(Records from a data collection)
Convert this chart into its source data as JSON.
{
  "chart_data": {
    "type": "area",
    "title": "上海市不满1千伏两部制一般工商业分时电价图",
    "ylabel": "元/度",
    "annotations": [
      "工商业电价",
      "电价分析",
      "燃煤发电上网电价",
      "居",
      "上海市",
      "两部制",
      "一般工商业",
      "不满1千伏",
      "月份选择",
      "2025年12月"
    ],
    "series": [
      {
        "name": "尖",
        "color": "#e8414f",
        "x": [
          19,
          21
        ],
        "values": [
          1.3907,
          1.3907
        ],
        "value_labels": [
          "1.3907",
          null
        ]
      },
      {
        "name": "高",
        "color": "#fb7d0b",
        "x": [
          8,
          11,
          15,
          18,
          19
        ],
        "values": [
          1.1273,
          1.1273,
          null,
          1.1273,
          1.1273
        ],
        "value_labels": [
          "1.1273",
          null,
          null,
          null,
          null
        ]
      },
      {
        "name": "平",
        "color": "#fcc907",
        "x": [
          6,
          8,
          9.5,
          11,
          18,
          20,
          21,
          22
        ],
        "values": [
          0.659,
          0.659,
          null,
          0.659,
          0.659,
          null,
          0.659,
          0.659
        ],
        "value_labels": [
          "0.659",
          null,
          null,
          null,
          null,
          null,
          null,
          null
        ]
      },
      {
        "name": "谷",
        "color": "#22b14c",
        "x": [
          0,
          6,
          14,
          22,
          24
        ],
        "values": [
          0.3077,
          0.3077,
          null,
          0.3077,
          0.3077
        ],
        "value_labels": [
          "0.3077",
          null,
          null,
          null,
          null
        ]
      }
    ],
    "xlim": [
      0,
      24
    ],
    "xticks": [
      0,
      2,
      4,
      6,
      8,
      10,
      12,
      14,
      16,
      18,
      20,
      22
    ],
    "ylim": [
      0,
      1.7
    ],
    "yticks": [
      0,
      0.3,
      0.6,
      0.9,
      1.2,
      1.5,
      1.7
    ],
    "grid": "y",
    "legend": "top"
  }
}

Problem to solve. Return all the lines that contain the string "color".

Solution to the problem.
        "color": "#e8414f",
        "color": "#fb7d0b",
        "color": "#fcc907",
        "color": "#22b14c",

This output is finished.